[BEGIN]
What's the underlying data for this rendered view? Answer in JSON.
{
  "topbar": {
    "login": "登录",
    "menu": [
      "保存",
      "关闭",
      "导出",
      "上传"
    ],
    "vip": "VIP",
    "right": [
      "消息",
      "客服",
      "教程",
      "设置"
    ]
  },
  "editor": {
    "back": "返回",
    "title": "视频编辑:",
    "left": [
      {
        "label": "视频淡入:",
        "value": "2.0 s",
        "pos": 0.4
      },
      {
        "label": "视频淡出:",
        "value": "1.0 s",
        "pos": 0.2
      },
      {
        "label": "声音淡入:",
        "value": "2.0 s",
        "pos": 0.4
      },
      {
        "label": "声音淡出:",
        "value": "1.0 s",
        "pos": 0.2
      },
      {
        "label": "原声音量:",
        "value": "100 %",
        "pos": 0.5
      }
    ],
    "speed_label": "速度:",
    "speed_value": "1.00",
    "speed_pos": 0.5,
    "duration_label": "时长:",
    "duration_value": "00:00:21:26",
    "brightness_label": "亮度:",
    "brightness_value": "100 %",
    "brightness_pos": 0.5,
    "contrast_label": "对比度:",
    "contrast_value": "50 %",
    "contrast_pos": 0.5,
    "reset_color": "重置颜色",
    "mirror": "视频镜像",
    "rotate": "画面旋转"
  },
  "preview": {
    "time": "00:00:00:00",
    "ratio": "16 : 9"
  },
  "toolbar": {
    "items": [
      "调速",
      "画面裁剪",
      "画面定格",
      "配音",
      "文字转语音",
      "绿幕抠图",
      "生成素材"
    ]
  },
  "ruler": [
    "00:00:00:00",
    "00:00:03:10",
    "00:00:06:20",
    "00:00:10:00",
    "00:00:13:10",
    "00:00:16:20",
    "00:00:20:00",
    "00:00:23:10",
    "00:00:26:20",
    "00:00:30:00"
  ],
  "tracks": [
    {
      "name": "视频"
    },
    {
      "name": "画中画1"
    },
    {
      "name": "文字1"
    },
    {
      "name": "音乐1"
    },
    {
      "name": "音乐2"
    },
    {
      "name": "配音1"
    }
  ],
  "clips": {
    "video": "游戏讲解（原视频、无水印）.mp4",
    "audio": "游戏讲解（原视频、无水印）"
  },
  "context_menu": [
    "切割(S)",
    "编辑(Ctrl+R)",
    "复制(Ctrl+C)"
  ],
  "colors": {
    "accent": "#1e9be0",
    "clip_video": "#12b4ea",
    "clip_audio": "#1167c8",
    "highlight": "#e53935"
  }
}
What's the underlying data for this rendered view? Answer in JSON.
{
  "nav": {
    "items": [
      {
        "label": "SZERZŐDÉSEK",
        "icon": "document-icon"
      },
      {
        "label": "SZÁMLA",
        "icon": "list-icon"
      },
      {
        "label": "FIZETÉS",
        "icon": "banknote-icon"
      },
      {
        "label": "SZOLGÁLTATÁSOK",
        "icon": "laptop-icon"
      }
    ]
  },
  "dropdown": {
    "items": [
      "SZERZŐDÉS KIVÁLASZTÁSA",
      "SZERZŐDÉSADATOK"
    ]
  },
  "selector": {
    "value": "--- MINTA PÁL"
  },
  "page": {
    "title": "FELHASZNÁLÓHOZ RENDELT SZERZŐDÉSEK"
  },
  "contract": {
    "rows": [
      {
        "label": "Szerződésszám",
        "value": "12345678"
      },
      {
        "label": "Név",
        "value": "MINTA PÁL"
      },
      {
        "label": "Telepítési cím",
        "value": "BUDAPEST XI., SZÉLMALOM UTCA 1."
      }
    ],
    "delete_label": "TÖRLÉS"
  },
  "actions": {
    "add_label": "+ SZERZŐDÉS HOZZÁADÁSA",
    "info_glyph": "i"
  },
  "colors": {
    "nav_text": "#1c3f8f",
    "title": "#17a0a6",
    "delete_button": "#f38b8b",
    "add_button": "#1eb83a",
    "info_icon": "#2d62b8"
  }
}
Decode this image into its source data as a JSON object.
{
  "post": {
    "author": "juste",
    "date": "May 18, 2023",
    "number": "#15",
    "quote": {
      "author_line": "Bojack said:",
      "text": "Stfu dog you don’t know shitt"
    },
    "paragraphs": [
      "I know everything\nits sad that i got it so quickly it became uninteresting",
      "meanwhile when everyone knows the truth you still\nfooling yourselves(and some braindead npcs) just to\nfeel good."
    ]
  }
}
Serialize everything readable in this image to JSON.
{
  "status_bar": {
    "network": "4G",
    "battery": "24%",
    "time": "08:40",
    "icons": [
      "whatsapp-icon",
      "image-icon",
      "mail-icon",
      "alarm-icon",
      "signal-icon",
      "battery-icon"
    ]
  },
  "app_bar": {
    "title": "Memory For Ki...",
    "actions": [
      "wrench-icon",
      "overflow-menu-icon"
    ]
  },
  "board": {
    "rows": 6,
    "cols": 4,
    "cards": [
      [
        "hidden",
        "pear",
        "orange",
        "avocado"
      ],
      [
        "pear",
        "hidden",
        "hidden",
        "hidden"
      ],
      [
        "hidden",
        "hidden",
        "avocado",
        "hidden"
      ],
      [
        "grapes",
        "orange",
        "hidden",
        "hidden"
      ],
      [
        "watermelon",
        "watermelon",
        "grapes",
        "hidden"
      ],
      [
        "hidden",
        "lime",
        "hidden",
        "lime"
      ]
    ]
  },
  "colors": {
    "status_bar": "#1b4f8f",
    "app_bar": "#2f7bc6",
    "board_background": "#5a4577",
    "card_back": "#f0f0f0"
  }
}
[END]
◆ **WHAT YOU WILL DO**: Print every line of the records exactly. Omit nothing.

◆ **SOLUTION TO THIS TASK**:
What's the underlying data for this rendered view? Answer in JSON.
{
  "topbar": {
    "login": "登录",
    "menu": [
      "保存",
      "关闭",
      "导出",
      "上传"
    ],
    "vip": "VIP",
    "right": [
      "消息",
      "客服",
      "教程",
      "设置"
    ]
  },
  "editor": {
    "back": "返回",
    "title": "视频编辑:",
    "left": [
      {
        "label": "视频淡入:",
        "value": "2.0 s",
        "pos": 0.4
      },
      {
        "label": "视频淡出:",
        "value": "1.0 s",
        "pos": 0.2
      },
      {
        "label": "声音淡入:",
        "value": "2.0 s",
        "pos": 0.4
      },
      {
        "label": "声音淡出:",
        "value": "1.0 s",
        "pos": 0.2
      },
      {
        "label": "原声音量:",
        "value": "100 %",
        "pos": 0.5
      }
    ],
    "speed_label": "速度:",
    "speed_value": "1.00",
    "speed_pos": 0.5,
    "duration_label": "时长:",
    "duration_value": "00:00:21:26",
    "brightness_label": "亮度:",
    "brightness_value": "100 %",
    "brightness_pos": 0.5,
    "contrast_label": "对比度:",
    "contrast_value": "50 %",
    "contrast_pos": 0.5,
    "reset_color": "重置颜色",
    "mirror": "视频镜像",
    "rotate": "画面旋转"
  },
  "preview": {
    "time": "00:00:00:00",
    "ratio": "16 : 9"
  },
  "toolbar": {
    "items": [
      "调速",
      "画面裁剪",
      "画面定格",
      "配音",
      "文字转语音",
      "绿幕抠图",
      "生成素材"
    ]
  },
  "ruler": [
    "00:00:00:00",
    "00:00:03:10",
    "00:00:06:20",
    "00:00:10:00",
    "00:00:13:10",
    "00:00:16:20",
    "00:00:20:00",
    "00:00:23:10",
    "00:00:26:20",
    "00:00:30:00"
  ],
  "tracks": [
    {
      "name": "视频"
    },
    {
      "name": "画中画1"
    },
    {
      "name": "文字1"
    },
    {
      "name": "音乐1"
    },
    {
      "name": "音乐2"
    },
    {
      "name": "配音1"
    }
  ],
  "clips": {
    "video": "游戏讲解（原视频、无水印）.mp4",
    "audio": "游戏讲解（原视频、无水印）"
  },
  "context_menu": [
    "切割(S)",
    "编辑(Ctrl+R)",
    "复制(Ctrl+C)"
  ],
  "colors": {
    "accent": "#1e9be0",
    "clip_video": "#12b4ea",
    "clip_audio": "#1167c8",
    "highlight": "#e53935"
  }
}
What's the underlying data for this rendered view? Answer in JSON.
{
  "nav": {
    "items": [
      {
        "label": "SZERZŐDÉSEK",
        "icon": "document-icon"
      },
      {
        "label": "SZÁMLA",
        "icon": "list-icon"
      },
      {
        "label": "FIZETÉS",
        "icon": "banknote-icon"
      },
      {
        "label": "SZOLGÁLTATÁSOK",
        "icon": "laptop-icon"
      }
    ]
  },
  "dropdown": {
    "items": [
      "SZERZŐDÉS KIVÁLASZTÁSA",
      "SZERZŐDÉSADATOK"
    ]
  },
  "selector": {
    "value": "--- MINTA PÁL"
  },
  "page": {
    "title": "FELHASZNÁLÓHOZ RENDELT SZERZŐDÉSEK"
  },
  "contract": {
    "rows": [
      {
        "label": "Szerződésszám",
        "value": "12345678"
      },
      {
        "label": "Név",
        "value": "MINTA PÁL"
      },
      {
        "label": "Telepítési cím",
        "value": "BUDAPEST XI., SZÉLMALOM UTCA 1."
      }
    ],
    "delete_label": "TÖRLÉS"
  },
  "actions": {
    "add_label": "+ SZERZŐDÉS HOZZÁADÁSA",
    "info_glyph": "i"
  },
  "colors": {
    "nav_text": "#1c3f8f",
    "title": "#17a0a6",
    "delete_button": "#f38b8b",
    "add_button": "#1eb83a",
    "info_icon": "#2d62b8"
  }
}
Decode this image into its source data as a JSON object.
{
  "post": {
    "author": "juste",
    "date": "May 18, 2023",
    "number": "#15",
    "quote": {
      "author_line": "Bojack said:",
      "text": "Stfu dog you don’t know shitt"
    },
    "paragraphs": [
      "I know everything\nits sad that i got it so quickly it became uninteresting",
      "meanwhile when everyone knows the truth you still\nfooling yourselves(and some braindead npcs) just to\nfeel good."
    ]
  }
}
Serialize everything readable in this image to JSON.
{
  "status_bar": {
    "network": "4G",
    "battery": "24%",
    "time": "08:40",
    "icons": [
      "whatsapp-icon",
      "image-icon",
      "mail-icon",
      "alarm-icon",
      "signal-icon",
      "battery-icon"
    ]
  },
  "app_bar": {
    "title": "Memory For Ki...",
    "actions": [
      "wrench-icon",
      "overflow-menu-icon"
    ]
  },
  "board": {
    "rows": 6,
    "cols": 4,
    "cards": [
      [
        "hidden",
        "pear",
        "orange",
        "avocado"
      ],
      [
        "pear",
        "hidden",
        "hidden",
        "hidden"
      ],
      [
        "hidden",
        "hidden",
        "avocado",
        "hidden"
      ],
      [
        "grapes",
        "orange",
        "hidden",
        "hidden"
      ],
      [
        "watermelon",
        "watermelon",
        "grapes",
        "hidden"
      ],
      [
        "hidden",
        "lime",
        "hidden",
        "lime"
      ]
    ]
  },
  "colors": {
    "status_bar": "#1b4f8f",
    "app_bar": "#2f7bc6",
    "board_background": "#5a4577",
    "card_back": "#f0f0f0"
  }
}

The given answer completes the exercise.